Written instruction >> Exactly transcribe the span of lines from the one containing "OCR this image." through the final line of the entries, inclusive, and nothing outside it. Exclude the pictures.
>> Start Supplied data
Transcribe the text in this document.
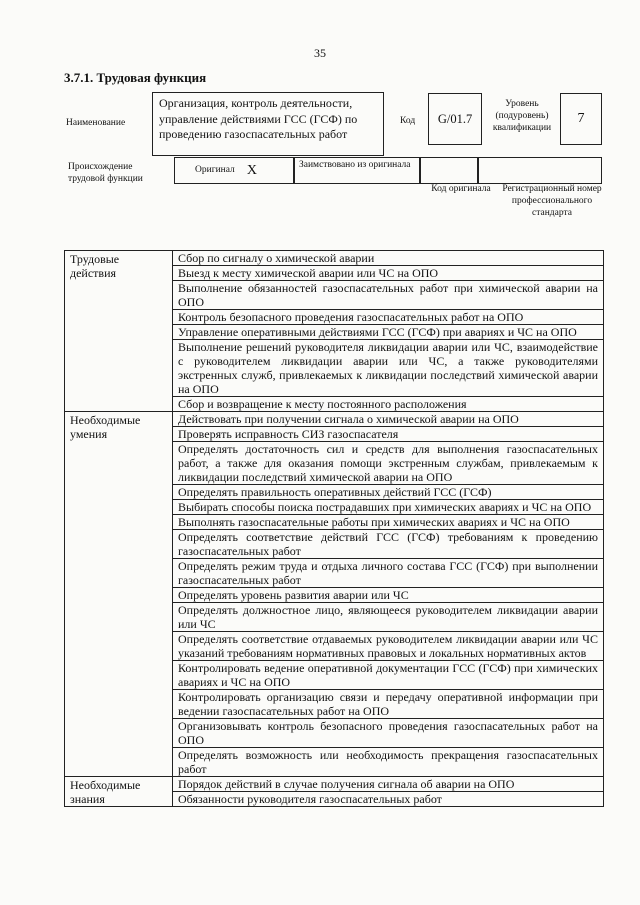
35
3.7.1. Трудовая функция
Наименование
Организация, контроль деятельности, управление действиями ГСС (ГСФ) по проведению газоспасательных работ
Код	G/01.7
Уровень (подуровень) квалификации
7
Происхождение трудовой функции
Оригинал X	Заимствовано из оригинала
Код оригинала	Регистрационный номер профессионального стандарта
Трудовые действия	Сбор по сигналу о химической аварии
	Выезд к месту химической аварии или ЧС на ОПО
	Выполнение обязанностей газоспасательных работ при химической аварии на ОПО
	Контроль безопасного проведения газоспасательных работ на ОПО
	Управление оперативными действиями ГСС (ГСФ) при авариях и ЧС на ОПО
	Выполнение решений руководителя ликвидации аварии или ЧС, взаимодействие с руководителем ликвидации аварии или ЧС, а также руководителями экстренных служб, привлекаемых к ликвидации последствий химической аварии на ОПО
	Сбор и возвращение к месту постоянного расположения
Необходимые умения	Действовать при получении сигнала о химической аварии на ОПО
	Проверять исправность СИЗ газоспасателя
	Определять достаточность сил и средств для выполнения газоспасательных работ, а также для оказания помощи экстренным службам, привлекаемым к ликвидации последствий химической аварии на ОПО
	Определять правильность оперативных действий ГСС (ГСФ)
	Выбирать способы поиска пострадавших при химических авариях и ЧС на ОПО
	Выполнять газоспасательные работы при химических авариях и ЧС на ОПО
	Определять соответствие действий ГСС (ГСФ) требованиям к проведению газоспасательных работ
	Определять режим труда и отдыха личного состава ГСС (ГСФ) при выполнении газоспасательных работ
	Определять уровень развития аварии или ЧС
	Определять должностное лицо, являющееся руководителем ликвидации аварии или ЧС
	Определять соответствие отдаваемых руководителем ликвидации аварии или ЧС указаний требованиям нормативных правовых и локальных нормативных актов
	Контролировать ведение оперативной документации ГСС (ГСФ) при химических авариях и ЧС на ОПО
	Контролировать организацию связи и передачу оперативной информации при ведении газоспасательных работ на ОПО
	Организовывать контроль безопасного проведения газоспасательных работ на ОПО
	Определять возможность или необходимость прекращения газоспасательных работ
Необходимые знания	Порядок действий в случае получения сигнала об аварии на ОПО
	Обязанности руководителя газоспасательных работ
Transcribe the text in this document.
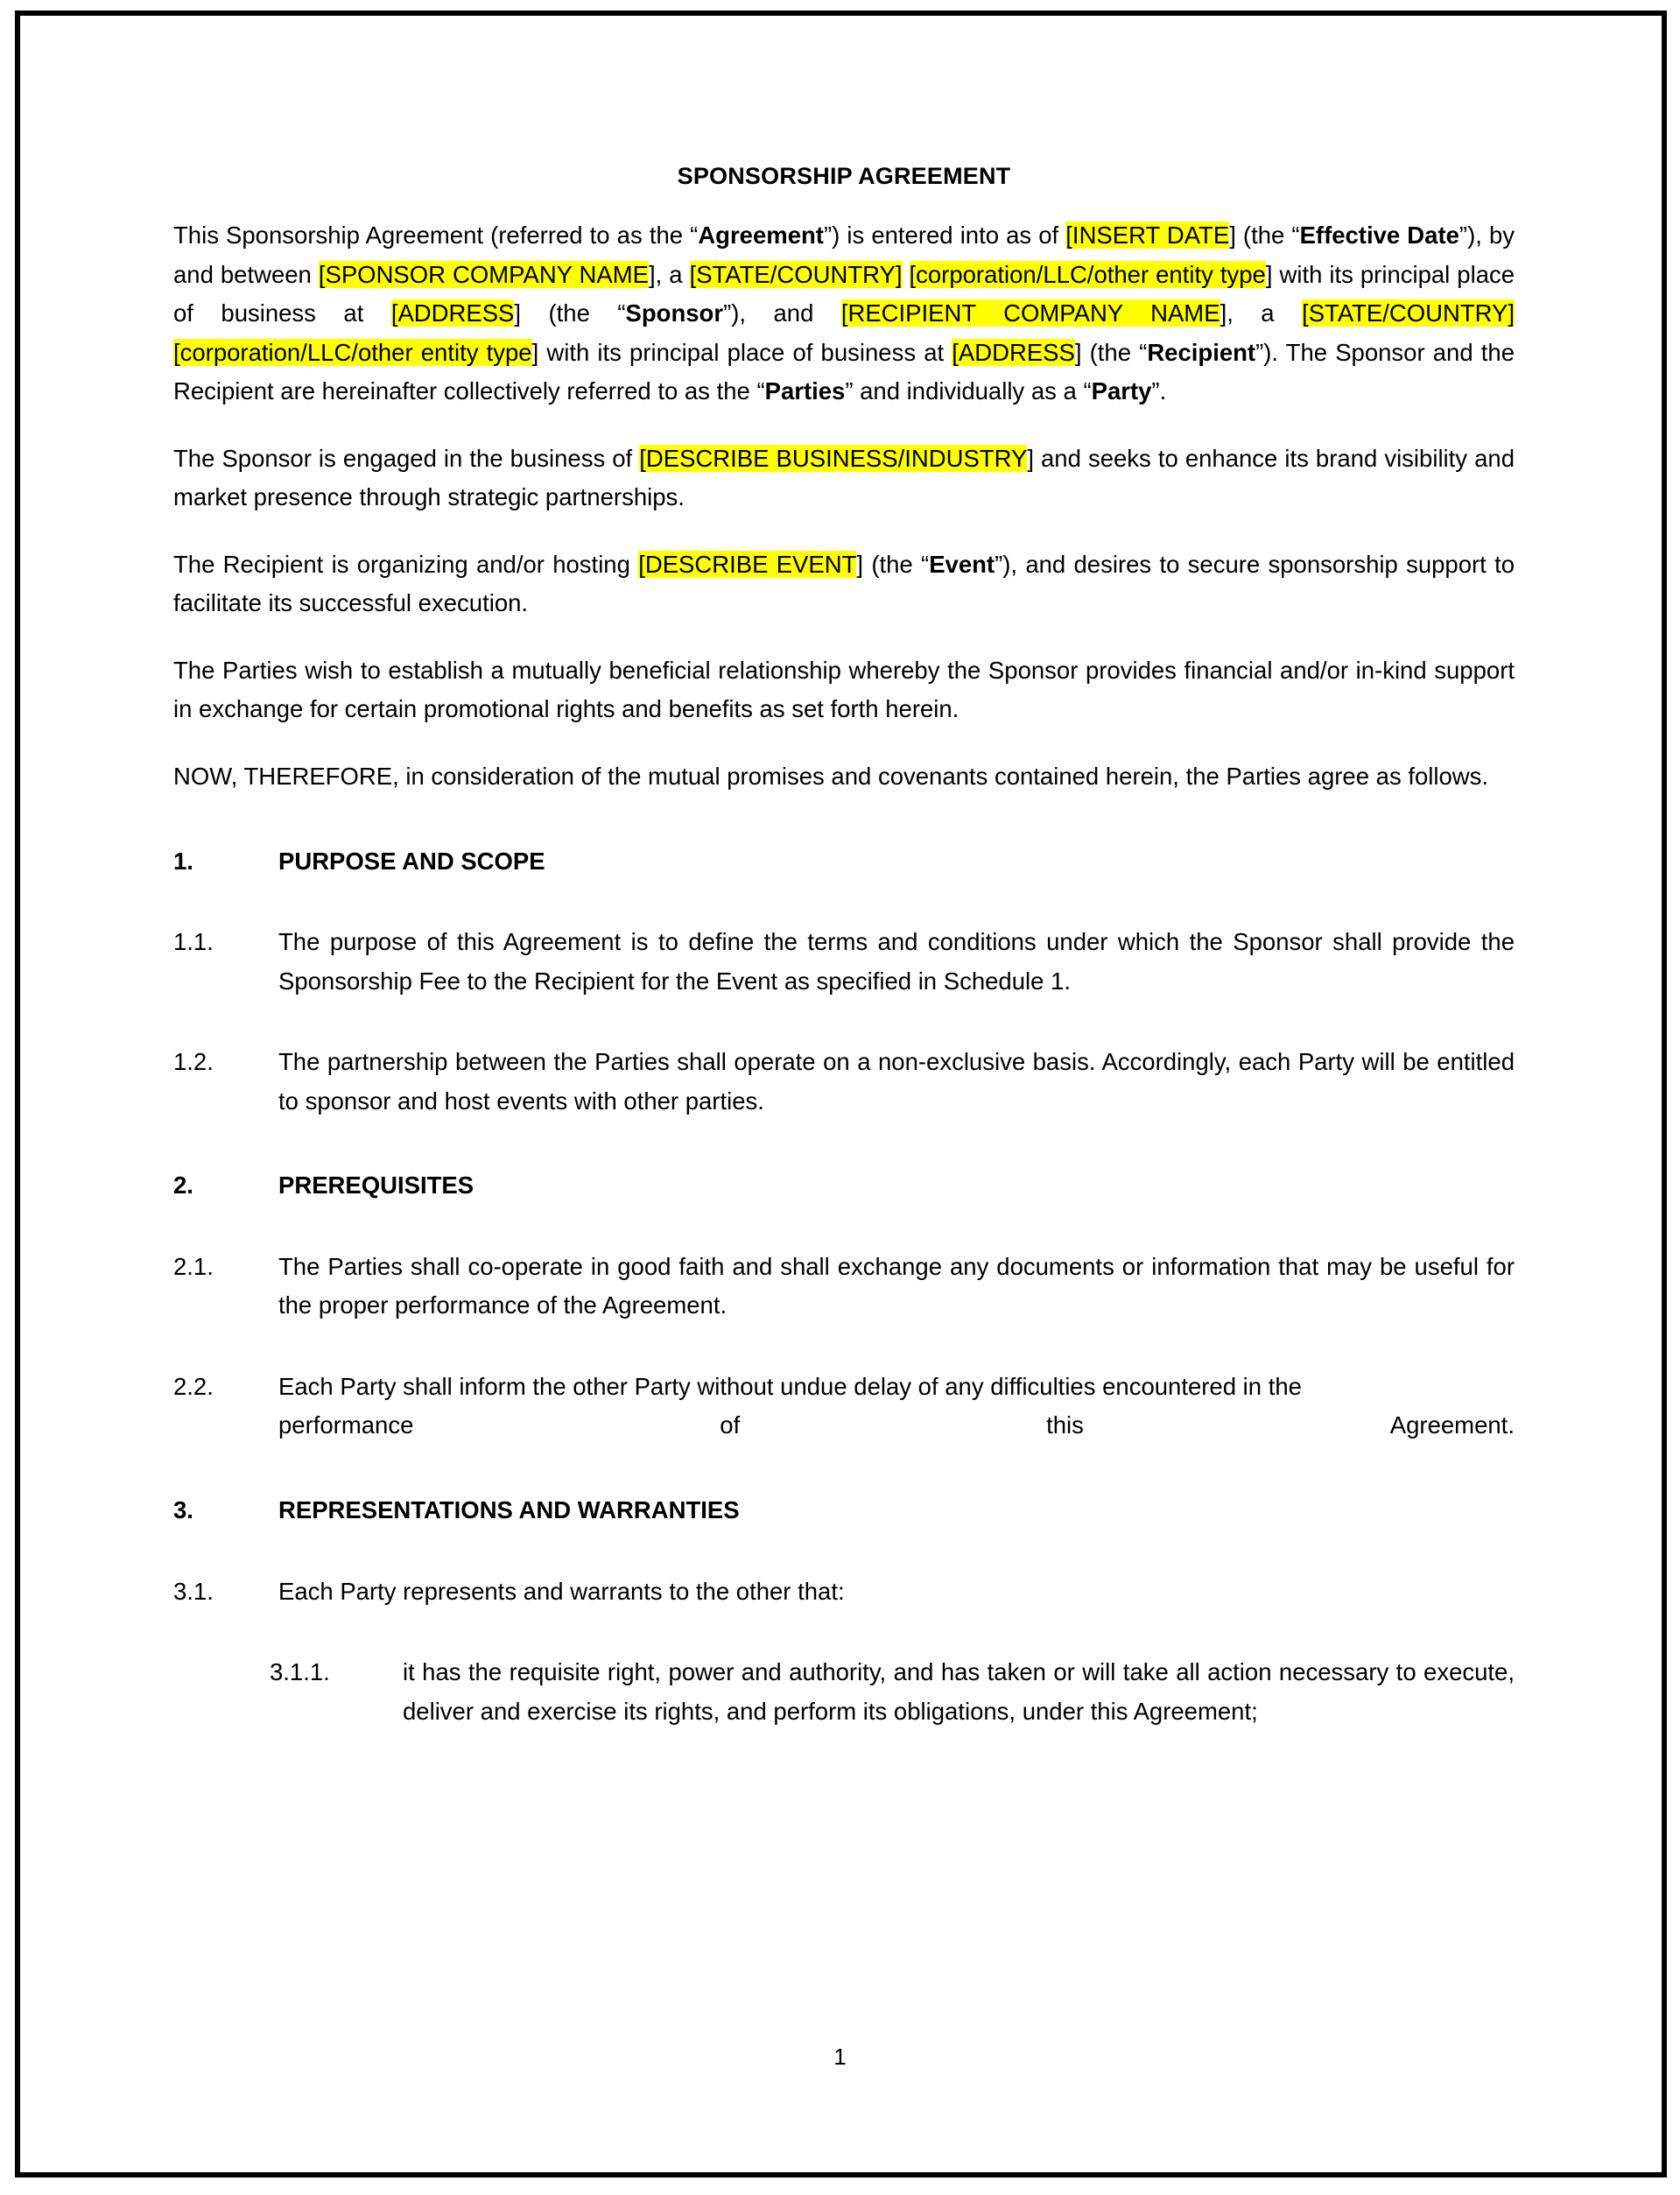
SPONSORSHIP AGREEMENT

This Sponsorship Agreement (referred to as the “Agreement”) is entered into as of [INSERT DATE] (the “Effective Date”), by and between [SPONSOR COMPANY NAME], a [STATE/COUNTRY] [corporation/LLC/other entity type] with its principal place of business at [ADDRESS] (the “Sponsor”), and [RECIPIENT COMPANY NAME], a [STATE/COUNTRY] [corporation/LLC/other entity type] with its principal place of business at [ADDRESS] (the “Recipient”). The Sponsor and the Recipient are hereinafter collectively referred to as the “Parties” and individually as a “Party”.

The Sponsor is engaged in the business of [DESCRIBE BUSINESS/INDUSTRY] and seeks to enhance its brand visibility and market presence through strategic partnerships.

The Recipient is organizing and/or hosting [DESCRIBE EVENT] (the “Event”), and desires to secure sponsorship support to facilitate its successful execution.

The Parties wish to establish a mutually beneficial relationship whereby the Sponsor provides financial and/or in-kind support in exchange for certain promotional rights and benefits as set forth herein.

NOW, THEREFORE, in consideration of the mutual promises and covenants contained herein, the Parties agree as follows.

1.	PURPOSE AND SCOPE
1.1.	The purpose of this Agreement is to define the terms and conditions under which the Sponsor shall provide the Sponsorship Fee to the Recipient for the Event as specified in Schedule 1.
1.2.	The partnership between the Parties shall operate on a non-exclusive basis. Accordingly, each Party will be entitled to sponsor and host events with other parties.
2.	PREREQUISITES
2.1.	The Parties shall co-operate in good faith and shall exchange any documents or information that may be useful for the proper performance of the Agreement.
2.2.	Each Party shall inform the other Party without undue delay of any difficulties encountered in the
performance	of	this	Agreement.
3.	REPRESENTATIONS AND WARRANTIES
3.1.	Each Party represents and warrants to the other that:
3.1.1.	it has the requisite right, power and authority, and has taken or will take all action necessary to execute, deliver and exercise its rights, and perform its obligations, under this Agreement;
1
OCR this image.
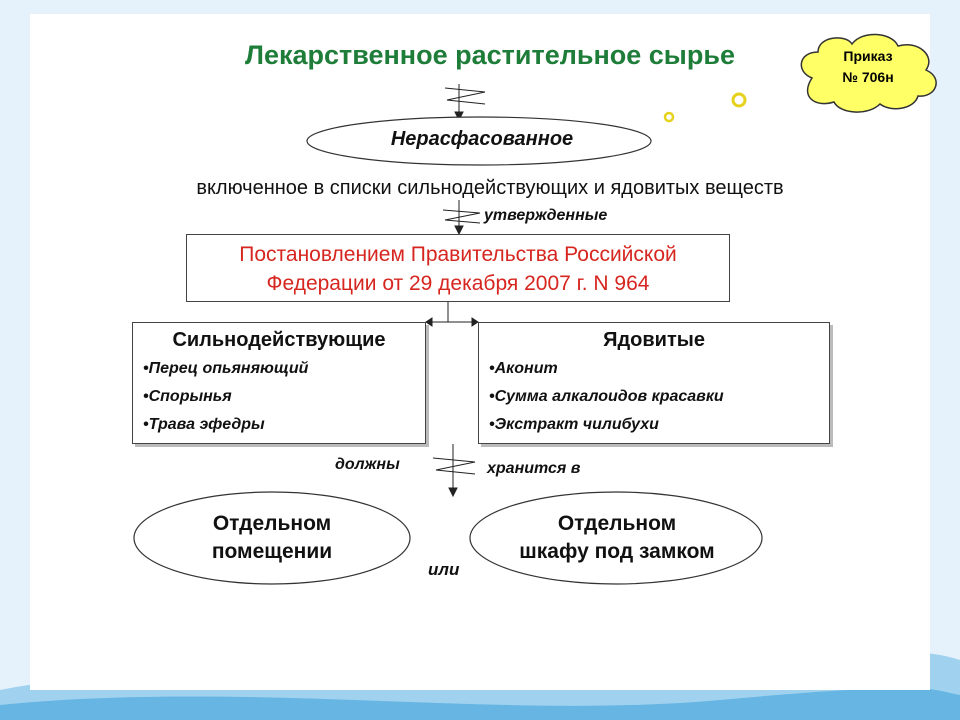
Приказ
№ 706н
Лекарственное растительное сырье
Нерасфасованное
включенное в списки сильнодействующих и ядовитых веществ
утвержденные
Постановлением Правительства Российской
Федерации от 29 декабря 2007 г. N 964
Сильнодействующие
•Перец опьяняющий
•Спорынья
•Трава эфедры
Ядовитые
•Аконит
•Сумма алкалоидов красавки
•Экстракт чилибухи
должны	хранится в
Отдельном
помещении
Отдельном
шкафу под замком
или
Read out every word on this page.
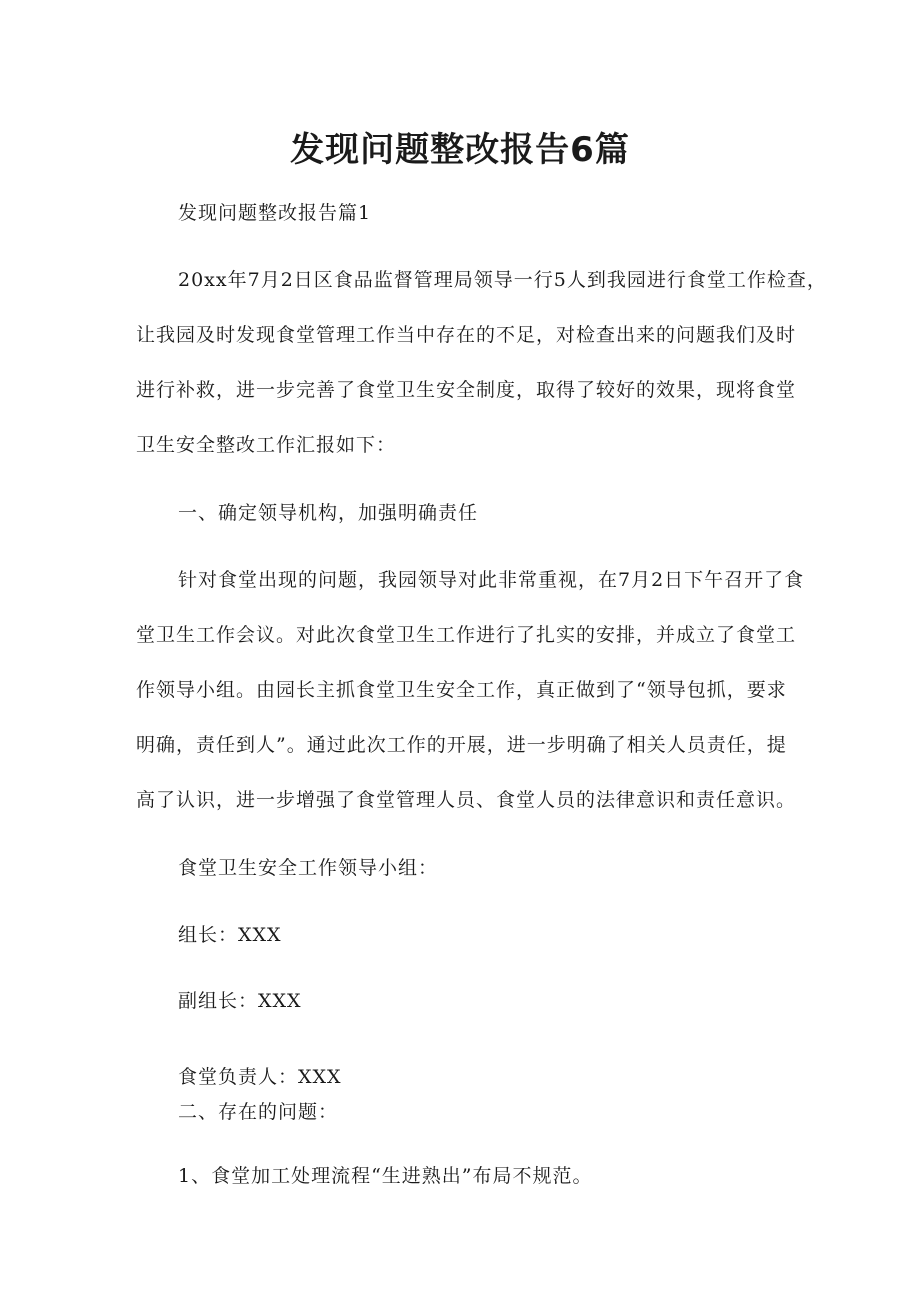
发现问题整改报告6篇
发现问题整改报告篇1
20xx年7月2日区食品监督管理局领导一行5人到我园进行食堂工作检查，
让我园及时发现食堂管理工作当中存在的不足，对检查出来的问题我们及时
进行补救，进一步完善了食堂卫生安全制度，取得了较好的效果，现将食堂
卫生安全整改工作汇报如下：
一、确定领导机构，加强明确责任
针对食堂出现的问题，我园领导对此非常重视，在7月2日下午召开了食
堂卫生工作会议。对此次食堂卫生工作进行了扎实的安排，并成立了食堂工
作领导小组。由园长主抓食堂卫生安全工作，真正做到了“领导包抓，要求
明确，责任到人”。通过此次工作的开展，进一步明确了相关人员责任，提
高了认识，进一步增强了食堂管理人员、食堂人员的法律意识和责任意识。
食堂卫生安全工作领导小组：
组长：XXX
副组长：XXX
食堂负责人：XXX
二、存在的问题：
1、食堂加工处理流程“生进熟出”布局不规范。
>> End Supplied data
Result >>
OCR this image.
Приказ
№ 706н
Лекарственное растительное сырье
Нерасфасованное
включенное в списки сильнодействующих и ядовитых веществ
утвержденные
Постановлением Правительства Российской
Федерации от 29 декабря 2007 г. N 964
Сильнодействующие
•Перец опьяняющий
•Спорынья
•Трава эфедры
Ядовитые
•Аконит
•Сумма алкалоидов красавки
•Экстракт чилибухи
должны	хранится в
Отдельном
помещении
Отдельном
шкафу под замком
или
Read out every word on this page.
发现问题整改报告6篇
发现问题整改报告篇1
20xx年7月2日区食品监督管理局领导一行5人到我园进行食堂工作检查，
让我园及时发现食堂管理工作当中存在的不足，对检查出来的问题我们及时
进行补救，进一步完善了食堂卫生安全制度，取得了较好的效果，现将食堂
卫生安全整改工作汇报如下：
一、确定领导机构，加强明确责任
针对食堂出现的问题，我园领导对此非常重视，在7月2日下午召开了食
堂卫生工作会议。对此次食堂卫生工作进行了扎实的安排，并成立了食堂工
作领导小组。由园长主抓食堂卫生安全工作，真正做到了“领导包抓，要求
明确，责任到人”。通过此次工作的开展，进一步明确了相关人员责任，提
高了认识，进一步增强了食堂管理人员、食堂人员的法律意识和责任意识。
食堂卫生安全工作领导小组：
组长：XXX
副组长：XXX
食堂负责人：XXX
二、存在的问题：
1、食堂加工处理流程“生进熟出”布局不规范。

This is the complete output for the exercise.